▶ THE REQUEST: Where a line holds the word "color", copy that line.

Records contained in a dataset:
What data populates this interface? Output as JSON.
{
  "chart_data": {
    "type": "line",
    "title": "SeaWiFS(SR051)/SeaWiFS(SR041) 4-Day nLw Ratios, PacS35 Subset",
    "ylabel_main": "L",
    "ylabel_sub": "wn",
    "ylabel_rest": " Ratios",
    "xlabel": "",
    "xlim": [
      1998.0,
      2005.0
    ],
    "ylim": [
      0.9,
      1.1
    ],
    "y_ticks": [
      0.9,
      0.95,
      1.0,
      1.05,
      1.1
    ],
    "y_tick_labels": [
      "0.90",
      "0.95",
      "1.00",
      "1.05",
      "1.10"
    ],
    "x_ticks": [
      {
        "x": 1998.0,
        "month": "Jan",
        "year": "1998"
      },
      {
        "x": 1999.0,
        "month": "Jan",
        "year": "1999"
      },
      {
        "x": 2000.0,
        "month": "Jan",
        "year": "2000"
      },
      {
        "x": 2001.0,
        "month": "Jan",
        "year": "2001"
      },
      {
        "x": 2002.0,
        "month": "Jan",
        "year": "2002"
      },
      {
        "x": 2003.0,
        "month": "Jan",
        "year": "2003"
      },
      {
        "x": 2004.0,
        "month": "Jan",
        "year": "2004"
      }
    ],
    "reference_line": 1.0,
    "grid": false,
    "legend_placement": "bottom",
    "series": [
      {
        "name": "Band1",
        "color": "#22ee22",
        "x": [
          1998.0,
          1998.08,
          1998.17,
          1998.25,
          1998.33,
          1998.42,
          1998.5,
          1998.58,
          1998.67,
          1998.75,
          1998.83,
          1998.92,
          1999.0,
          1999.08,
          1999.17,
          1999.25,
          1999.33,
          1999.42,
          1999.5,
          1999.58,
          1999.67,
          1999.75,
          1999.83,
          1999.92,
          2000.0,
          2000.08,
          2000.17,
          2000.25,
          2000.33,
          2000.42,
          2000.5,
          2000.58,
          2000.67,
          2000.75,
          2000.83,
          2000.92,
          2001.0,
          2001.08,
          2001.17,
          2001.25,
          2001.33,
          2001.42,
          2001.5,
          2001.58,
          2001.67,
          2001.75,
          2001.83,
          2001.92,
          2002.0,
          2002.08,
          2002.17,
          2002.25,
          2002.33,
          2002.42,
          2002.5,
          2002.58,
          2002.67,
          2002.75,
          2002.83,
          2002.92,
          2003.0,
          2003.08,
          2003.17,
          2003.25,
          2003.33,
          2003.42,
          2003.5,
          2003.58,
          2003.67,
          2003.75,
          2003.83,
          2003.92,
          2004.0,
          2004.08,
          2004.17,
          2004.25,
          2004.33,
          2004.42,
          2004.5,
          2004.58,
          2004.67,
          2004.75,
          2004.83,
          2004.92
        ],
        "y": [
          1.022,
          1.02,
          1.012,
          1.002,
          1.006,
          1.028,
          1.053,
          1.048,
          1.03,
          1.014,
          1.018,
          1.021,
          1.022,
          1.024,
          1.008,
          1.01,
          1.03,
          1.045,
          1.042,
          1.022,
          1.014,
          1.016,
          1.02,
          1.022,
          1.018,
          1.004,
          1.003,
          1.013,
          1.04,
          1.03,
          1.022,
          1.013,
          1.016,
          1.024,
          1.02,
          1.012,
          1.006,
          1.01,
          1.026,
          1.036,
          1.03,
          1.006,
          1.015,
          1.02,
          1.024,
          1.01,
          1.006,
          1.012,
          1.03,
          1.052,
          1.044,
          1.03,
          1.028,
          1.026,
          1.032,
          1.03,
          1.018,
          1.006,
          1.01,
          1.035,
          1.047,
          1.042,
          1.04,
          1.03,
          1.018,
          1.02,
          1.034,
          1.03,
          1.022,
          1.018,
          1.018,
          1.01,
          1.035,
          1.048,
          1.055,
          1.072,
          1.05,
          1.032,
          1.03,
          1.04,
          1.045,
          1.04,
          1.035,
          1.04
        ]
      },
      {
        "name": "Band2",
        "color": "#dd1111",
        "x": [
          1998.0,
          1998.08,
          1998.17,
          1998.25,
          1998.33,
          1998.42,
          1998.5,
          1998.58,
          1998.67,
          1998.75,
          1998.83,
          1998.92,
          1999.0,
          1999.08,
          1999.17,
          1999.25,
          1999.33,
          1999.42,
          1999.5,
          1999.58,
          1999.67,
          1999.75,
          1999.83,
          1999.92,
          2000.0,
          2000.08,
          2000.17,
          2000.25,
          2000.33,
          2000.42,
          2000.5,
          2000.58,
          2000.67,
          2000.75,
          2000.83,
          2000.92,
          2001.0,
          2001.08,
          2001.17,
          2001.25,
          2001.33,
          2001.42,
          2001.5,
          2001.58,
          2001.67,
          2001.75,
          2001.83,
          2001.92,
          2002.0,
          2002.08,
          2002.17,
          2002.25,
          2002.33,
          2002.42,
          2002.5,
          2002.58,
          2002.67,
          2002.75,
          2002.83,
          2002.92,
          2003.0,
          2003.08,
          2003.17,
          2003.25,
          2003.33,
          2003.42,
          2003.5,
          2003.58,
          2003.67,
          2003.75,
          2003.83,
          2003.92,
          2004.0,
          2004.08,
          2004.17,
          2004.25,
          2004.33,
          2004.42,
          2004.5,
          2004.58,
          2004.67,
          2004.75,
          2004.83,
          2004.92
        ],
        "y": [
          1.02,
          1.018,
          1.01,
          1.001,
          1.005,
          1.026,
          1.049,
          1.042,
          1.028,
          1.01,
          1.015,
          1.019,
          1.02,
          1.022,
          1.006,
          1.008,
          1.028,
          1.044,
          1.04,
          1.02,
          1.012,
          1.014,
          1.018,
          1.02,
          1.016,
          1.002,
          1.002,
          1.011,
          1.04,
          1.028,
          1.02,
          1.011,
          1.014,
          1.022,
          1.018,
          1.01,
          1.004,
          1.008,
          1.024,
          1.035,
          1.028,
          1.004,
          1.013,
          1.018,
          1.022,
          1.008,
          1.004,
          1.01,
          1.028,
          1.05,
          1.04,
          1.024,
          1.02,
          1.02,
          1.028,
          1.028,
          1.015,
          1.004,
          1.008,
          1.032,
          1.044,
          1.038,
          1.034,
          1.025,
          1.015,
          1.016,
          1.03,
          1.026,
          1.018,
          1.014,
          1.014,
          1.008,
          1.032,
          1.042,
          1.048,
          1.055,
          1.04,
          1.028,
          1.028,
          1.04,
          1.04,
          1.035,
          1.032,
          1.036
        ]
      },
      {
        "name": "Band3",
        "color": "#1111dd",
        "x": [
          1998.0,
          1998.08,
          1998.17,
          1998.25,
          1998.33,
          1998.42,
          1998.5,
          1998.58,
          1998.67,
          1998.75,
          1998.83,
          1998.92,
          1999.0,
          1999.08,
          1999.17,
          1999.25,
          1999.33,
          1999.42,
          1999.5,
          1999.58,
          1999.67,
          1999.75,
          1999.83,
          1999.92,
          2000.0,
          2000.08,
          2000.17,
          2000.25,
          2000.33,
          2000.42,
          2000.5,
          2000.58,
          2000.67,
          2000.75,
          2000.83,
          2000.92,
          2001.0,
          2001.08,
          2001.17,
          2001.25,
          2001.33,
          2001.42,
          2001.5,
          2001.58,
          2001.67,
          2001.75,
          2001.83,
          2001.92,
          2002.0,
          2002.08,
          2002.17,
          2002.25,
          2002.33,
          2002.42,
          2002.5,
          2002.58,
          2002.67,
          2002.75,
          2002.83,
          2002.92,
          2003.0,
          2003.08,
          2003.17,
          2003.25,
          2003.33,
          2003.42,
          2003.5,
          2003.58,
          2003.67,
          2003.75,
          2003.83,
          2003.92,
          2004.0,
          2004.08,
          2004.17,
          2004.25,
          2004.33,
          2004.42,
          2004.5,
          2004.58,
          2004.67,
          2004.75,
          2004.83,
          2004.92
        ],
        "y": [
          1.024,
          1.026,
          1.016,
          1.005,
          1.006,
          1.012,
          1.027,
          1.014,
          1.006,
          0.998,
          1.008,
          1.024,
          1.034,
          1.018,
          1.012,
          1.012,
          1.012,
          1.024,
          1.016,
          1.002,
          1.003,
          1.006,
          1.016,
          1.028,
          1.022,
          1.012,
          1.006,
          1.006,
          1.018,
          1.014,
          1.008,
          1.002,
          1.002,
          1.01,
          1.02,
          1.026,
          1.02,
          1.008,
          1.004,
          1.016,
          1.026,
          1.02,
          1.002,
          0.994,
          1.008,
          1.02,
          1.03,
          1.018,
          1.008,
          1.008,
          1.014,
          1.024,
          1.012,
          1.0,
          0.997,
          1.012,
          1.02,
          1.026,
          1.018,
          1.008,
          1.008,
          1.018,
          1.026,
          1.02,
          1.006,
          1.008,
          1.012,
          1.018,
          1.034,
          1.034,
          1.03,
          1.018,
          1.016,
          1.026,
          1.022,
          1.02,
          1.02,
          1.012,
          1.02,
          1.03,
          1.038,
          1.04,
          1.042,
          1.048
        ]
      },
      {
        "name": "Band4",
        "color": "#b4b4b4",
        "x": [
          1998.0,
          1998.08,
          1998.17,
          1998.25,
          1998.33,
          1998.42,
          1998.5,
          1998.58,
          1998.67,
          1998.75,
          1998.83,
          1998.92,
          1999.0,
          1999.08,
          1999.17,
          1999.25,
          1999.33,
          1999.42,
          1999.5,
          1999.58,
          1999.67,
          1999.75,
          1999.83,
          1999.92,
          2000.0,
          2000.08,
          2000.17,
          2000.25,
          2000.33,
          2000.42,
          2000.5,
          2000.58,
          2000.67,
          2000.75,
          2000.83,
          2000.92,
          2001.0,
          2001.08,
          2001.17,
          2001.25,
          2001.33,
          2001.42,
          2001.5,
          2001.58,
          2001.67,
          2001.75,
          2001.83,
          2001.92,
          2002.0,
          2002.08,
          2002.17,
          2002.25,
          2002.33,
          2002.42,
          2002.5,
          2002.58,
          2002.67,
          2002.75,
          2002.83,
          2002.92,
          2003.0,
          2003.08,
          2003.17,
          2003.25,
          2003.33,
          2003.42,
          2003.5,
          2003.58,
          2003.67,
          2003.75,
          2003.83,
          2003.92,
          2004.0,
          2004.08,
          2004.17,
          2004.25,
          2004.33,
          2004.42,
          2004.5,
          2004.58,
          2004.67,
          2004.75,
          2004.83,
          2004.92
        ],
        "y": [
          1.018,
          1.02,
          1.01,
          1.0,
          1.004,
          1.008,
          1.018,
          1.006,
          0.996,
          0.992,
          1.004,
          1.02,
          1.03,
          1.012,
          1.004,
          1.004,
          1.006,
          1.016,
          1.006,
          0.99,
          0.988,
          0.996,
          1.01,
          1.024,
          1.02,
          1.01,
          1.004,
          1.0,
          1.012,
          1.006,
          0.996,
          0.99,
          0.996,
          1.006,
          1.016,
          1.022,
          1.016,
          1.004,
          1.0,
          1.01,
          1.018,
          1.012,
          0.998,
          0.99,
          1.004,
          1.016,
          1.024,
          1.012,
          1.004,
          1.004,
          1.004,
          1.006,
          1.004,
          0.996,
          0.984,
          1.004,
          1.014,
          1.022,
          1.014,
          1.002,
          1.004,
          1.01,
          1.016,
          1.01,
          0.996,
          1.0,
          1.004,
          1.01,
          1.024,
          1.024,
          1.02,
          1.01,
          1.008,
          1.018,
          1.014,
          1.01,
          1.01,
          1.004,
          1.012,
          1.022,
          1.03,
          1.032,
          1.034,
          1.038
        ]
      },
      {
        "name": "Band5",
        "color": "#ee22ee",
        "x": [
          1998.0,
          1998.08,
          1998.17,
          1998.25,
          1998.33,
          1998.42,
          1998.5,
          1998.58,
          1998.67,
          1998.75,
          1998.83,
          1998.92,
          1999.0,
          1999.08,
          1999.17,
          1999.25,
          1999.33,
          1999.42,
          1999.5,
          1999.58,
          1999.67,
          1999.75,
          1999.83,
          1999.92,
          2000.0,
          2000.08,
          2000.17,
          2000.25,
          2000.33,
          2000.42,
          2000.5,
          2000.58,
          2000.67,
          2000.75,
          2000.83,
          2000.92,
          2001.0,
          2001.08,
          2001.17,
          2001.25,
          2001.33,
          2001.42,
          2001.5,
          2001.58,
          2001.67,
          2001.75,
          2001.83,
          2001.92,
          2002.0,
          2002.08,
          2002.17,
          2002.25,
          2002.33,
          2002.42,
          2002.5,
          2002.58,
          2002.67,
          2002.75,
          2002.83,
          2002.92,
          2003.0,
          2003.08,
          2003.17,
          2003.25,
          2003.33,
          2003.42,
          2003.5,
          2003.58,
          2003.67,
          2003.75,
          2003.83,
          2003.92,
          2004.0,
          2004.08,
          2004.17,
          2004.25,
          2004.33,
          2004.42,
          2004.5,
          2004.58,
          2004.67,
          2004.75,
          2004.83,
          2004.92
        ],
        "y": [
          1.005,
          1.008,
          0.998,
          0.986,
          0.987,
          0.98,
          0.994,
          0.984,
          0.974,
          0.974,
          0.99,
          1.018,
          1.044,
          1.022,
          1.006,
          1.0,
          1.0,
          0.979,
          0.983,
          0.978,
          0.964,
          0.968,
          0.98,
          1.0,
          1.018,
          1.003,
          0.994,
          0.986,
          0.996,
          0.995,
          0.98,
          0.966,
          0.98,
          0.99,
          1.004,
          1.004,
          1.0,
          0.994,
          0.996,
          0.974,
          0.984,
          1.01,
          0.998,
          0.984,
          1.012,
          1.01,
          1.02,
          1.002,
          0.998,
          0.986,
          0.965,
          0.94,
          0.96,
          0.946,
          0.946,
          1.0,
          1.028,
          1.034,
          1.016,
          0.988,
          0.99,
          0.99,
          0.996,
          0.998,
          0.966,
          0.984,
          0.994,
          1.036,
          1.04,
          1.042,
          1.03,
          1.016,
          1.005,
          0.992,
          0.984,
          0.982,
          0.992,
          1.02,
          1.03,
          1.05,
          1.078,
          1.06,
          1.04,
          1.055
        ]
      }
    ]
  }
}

▶ ANSWER TO THIS PROBLEM:
        "color": "#22ee22",
        "color": "#dd1111",
        "color": "#1111dd",
        "color": "#b4b4b4",
        "color": "#ee22ee",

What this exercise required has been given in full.